TASK OBJECTIVE => Search the material for the word "chiziqlari" and report each line where it turns up.
------ INPUT FOR THIS TASK
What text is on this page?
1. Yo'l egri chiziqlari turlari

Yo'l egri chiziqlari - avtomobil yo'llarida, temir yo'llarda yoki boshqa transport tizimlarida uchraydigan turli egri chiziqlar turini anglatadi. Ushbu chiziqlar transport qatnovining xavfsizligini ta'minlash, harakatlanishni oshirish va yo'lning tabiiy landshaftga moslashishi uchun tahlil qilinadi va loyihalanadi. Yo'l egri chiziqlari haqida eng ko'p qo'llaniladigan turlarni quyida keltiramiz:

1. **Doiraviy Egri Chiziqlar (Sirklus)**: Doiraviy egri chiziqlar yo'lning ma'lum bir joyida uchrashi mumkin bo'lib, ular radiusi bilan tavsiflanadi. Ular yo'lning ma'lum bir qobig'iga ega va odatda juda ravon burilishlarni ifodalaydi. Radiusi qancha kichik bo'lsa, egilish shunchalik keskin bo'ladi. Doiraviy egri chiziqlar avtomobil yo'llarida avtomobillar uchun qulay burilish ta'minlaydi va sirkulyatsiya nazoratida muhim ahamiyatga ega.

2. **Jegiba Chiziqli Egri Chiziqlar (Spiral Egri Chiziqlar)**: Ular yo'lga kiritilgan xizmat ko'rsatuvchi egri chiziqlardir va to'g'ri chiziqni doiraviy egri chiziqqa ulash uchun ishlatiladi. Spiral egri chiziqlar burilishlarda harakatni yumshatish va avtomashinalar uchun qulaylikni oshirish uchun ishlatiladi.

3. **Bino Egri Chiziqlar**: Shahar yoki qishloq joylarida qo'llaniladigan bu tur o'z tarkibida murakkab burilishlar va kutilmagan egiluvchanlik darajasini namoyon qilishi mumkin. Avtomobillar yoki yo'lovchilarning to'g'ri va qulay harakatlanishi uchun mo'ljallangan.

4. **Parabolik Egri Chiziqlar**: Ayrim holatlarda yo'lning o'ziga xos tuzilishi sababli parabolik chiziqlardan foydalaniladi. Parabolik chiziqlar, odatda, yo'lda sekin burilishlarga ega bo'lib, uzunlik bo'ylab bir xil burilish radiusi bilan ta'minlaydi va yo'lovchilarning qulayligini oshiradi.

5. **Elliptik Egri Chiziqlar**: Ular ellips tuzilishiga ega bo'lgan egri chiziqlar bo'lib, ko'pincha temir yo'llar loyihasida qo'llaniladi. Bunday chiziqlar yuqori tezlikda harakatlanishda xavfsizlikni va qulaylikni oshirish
------------
WORKED SOLUTION =>
1. Yo'l egri chiziqlari turlari
Yo'l egri chiziqlari - avtomobil yo'llarida, temir yo'llarda yoki boshqa transport tizimlarida uchraydigan turli egri chiziqlar turini anglatadi. Ushbu chiziqlar transport qatnovining xavfsizligini ta'minlash, harakatlanishni oshirish va yo'lning tabiiy landshaftga moslashishi uchun tahlil qilinadi va loyihalanadi. Yo'l egri chiziqlari haqida eng ko'p qo'llaniladigan turlarni quyida keltiramiz:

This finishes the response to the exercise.